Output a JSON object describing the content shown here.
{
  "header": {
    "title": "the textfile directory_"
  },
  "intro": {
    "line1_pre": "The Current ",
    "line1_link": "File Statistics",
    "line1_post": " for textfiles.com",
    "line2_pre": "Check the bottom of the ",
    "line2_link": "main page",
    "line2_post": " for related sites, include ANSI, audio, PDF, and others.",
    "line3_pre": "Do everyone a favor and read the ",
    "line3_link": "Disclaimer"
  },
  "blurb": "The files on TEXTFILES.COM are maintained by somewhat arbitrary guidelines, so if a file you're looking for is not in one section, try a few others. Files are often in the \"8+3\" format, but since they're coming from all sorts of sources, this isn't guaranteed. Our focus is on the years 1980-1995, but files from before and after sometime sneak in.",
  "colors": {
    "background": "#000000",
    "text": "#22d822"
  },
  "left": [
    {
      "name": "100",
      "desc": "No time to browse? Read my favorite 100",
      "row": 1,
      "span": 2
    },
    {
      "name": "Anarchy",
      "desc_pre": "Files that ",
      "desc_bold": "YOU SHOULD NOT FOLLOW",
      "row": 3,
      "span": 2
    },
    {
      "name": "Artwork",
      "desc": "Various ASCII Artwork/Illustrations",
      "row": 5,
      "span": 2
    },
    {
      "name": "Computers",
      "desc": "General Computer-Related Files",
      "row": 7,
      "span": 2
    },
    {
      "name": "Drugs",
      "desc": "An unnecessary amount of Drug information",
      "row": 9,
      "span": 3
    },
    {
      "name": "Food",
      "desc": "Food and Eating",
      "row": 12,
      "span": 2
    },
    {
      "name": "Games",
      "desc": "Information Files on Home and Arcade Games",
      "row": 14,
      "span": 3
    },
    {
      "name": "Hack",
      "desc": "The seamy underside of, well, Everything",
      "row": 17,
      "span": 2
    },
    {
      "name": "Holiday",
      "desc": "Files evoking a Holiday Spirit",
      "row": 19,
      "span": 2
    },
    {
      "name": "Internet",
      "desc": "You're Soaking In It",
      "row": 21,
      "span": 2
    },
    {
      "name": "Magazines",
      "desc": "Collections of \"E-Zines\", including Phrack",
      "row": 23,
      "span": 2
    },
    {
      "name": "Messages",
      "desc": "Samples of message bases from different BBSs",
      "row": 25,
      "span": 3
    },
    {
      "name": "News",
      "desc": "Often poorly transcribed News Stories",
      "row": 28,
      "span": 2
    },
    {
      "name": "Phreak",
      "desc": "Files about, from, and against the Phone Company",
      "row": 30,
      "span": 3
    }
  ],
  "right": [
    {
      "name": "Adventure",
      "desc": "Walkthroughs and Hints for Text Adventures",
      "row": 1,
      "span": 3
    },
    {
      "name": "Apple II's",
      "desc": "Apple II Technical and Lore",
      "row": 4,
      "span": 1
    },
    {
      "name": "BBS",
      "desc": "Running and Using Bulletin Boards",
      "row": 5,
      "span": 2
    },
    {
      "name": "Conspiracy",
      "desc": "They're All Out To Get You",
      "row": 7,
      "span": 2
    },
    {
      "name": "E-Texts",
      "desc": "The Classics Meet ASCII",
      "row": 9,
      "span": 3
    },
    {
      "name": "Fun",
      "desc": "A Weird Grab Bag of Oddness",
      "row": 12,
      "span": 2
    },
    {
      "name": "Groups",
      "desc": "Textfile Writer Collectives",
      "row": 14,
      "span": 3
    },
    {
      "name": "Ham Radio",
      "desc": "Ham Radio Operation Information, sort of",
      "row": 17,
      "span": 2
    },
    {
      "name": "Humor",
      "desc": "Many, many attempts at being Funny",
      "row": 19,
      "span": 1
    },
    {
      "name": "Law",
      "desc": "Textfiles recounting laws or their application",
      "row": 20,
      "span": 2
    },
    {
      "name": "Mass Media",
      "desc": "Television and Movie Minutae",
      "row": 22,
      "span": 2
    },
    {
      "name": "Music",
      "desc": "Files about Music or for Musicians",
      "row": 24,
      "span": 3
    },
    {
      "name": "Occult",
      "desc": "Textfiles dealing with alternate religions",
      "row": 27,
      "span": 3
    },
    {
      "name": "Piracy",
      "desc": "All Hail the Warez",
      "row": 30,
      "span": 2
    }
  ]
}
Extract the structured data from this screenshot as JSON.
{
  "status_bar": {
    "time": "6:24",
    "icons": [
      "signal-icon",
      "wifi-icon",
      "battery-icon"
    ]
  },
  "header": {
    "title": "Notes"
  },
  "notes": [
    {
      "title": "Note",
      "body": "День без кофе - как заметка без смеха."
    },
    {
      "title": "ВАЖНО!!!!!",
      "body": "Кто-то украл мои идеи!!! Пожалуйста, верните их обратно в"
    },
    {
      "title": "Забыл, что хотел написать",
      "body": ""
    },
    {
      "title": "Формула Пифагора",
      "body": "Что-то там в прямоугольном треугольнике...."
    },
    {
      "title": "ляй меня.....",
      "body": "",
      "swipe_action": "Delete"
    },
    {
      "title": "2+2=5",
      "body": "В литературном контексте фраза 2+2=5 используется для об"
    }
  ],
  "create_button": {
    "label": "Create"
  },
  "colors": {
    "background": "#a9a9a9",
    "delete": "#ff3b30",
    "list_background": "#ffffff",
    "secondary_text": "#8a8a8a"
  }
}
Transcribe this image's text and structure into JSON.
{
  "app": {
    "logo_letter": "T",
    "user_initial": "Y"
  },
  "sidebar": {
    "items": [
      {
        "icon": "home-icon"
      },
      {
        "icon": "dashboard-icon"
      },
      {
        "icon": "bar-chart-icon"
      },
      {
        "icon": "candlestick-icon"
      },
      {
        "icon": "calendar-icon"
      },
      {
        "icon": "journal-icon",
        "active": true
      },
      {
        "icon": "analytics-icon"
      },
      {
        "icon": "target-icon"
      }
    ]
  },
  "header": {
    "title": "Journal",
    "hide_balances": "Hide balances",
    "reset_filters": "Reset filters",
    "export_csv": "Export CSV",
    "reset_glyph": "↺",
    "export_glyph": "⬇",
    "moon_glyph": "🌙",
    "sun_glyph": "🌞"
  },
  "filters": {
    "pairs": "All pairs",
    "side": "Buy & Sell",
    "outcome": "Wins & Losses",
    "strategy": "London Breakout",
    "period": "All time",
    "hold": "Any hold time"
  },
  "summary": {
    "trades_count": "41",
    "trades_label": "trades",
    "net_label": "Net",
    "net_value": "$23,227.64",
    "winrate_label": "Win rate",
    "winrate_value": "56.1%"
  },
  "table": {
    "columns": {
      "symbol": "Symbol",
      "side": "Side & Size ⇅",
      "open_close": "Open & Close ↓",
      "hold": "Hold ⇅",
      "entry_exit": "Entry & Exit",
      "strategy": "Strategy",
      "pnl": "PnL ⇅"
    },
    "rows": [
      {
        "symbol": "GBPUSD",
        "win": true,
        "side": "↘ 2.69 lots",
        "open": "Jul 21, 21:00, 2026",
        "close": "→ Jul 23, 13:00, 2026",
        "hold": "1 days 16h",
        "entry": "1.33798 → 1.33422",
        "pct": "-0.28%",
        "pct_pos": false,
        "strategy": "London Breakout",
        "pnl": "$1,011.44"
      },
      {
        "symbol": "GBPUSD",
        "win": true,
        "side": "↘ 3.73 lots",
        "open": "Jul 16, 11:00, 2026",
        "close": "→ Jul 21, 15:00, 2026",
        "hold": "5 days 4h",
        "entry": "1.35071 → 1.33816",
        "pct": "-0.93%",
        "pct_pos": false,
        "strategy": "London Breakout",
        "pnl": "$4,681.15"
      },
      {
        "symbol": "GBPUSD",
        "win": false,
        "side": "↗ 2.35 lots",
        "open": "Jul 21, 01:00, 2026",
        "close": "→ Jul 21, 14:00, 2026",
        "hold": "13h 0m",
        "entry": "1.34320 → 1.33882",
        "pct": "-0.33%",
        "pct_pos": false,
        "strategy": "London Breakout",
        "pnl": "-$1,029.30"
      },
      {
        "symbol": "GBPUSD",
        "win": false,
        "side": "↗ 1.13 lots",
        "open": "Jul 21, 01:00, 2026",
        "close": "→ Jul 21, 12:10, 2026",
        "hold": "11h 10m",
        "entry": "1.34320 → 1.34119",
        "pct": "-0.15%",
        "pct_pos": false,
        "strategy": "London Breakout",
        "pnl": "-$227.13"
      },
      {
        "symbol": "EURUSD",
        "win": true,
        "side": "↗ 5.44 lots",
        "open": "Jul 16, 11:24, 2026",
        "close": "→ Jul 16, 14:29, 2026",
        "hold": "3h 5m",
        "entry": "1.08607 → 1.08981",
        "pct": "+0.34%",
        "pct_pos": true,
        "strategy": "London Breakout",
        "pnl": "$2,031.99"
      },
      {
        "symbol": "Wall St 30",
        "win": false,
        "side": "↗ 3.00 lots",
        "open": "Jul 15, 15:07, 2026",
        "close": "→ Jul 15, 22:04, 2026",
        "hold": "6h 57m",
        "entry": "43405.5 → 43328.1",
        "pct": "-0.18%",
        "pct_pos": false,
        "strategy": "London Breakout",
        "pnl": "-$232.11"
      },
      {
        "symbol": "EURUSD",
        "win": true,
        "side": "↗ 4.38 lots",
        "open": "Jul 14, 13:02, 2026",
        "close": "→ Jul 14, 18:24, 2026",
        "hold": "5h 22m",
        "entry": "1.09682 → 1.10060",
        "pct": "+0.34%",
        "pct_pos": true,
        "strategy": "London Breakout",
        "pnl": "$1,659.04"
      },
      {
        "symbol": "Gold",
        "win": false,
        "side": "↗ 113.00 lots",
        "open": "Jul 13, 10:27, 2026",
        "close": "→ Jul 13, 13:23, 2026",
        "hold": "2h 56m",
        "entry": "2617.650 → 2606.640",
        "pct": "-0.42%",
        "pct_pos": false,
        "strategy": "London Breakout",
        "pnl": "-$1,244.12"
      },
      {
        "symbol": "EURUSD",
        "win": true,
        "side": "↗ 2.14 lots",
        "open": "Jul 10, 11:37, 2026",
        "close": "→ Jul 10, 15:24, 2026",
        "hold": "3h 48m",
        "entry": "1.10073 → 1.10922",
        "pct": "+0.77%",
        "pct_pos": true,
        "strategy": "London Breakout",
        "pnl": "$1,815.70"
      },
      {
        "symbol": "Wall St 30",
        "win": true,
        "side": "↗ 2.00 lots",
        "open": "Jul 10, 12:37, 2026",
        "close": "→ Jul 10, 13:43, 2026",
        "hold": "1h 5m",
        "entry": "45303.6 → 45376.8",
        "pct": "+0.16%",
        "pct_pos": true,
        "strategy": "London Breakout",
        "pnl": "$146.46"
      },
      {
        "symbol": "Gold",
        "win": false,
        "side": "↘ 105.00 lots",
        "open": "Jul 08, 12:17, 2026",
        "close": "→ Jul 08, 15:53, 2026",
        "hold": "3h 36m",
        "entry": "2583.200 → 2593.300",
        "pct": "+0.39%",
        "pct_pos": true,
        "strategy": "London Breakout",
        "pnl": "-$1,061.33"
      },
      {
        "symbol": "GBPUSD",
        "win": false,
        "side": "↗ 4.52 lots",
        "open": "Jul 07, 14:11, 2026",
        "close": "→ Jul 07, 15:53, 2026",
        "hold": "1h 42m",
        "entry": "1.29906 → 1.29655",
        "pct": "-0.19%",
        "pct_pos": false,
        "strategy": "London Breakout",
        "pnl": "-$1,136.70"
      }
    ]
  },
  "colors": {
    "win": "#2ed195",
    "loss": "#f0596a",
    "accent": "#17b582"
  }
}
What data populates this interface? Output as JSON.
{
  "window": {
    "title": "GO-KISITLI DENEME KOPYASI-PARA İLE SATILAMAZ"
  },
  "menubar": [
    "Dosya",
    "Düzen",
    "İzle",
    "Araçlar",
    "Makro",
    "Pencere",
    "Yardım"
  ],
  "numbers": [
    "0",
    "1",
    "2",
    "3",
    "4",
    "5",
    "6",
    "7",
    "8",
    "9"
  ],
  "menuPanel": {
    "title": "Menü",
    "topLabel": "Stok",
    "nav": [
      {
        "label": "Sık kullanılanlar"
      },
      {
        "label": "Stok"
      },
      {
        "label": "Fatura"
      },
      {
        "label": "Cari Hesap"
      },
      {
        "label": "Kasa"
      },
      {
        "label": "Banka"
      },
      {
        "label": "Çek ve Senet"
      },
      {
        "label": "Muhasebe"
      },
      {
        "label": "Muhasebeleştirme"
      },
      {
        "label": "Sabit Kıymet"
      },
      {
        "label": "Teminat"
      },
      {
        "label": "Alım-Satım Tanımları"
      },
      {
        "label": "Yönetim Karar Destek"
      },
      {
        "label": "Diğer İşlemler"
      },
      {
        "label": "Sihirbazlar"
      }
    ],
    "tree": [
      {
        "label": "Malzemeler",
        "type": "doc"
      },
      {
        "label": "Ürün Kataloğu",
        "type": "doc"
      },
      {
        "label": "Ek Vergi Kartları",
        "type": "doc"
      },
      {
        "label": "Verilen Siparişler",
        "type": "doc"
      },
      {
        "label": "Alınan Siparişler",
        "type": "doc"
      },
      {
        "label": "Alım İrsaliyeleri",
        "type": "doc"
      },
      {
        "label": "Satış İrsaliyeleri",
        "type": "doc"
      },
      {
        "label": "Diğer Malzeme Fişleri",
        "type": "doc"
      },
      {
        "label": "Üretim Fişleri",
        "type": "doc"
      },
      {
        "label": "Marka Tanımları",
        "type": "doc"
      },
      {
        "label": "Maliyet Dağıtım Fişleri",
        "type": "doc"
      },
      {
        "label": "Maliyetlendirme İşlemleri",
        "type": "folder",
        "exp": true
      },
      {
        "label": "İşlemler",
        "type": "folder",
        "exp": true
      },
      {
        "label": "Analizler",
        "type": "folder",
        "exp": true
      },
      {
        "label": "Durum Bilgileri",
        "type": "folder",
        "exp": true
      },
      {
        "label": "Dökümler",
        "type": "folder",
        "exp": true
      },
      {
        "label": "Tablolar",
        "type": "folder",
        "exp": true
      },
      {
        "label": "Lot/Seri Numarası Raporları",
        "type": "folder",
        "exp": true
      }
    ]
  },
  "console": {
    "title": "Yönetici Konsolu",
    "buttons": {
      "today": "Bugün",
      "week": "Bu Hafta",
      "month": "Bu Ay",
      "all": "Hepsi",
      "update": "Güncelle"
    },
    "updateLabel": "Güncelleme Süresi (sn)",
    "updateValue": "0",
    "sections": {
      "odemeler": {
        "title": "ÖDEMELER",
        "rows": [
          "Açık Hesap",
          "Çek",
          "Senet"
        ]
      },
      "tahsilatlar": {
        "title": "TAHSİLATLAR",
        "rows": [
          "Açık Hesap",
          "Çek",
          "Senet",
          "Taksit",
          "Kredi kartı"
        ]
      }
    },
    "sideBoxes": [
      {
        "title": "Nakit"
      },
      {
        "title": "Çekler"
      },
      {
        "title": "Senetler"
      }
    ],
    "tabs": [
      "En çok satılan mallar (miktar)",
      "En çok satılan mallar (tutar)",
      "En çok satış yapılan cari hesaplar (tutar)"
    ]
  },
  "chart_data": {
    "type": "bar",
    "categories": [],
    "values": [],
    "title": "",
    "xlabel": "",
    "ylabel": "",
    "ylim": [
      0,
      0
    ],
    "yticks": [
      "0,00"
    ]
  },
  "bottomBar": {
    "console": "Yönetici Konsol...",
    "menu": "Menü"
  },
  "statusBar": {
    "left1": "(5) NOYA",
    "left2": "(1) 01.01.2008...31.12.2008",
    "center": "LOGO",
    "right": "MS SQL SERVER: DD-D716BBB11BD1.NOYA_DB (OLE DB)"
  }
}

* WHAT TO WORK ON
Check each line above for the string "İrsaliyeleri", then copy the ones that have it.

* FULL ANSWER
        "label": "Alım İrsaliyeleri",
        "label": "Satış İrsaliyeleri",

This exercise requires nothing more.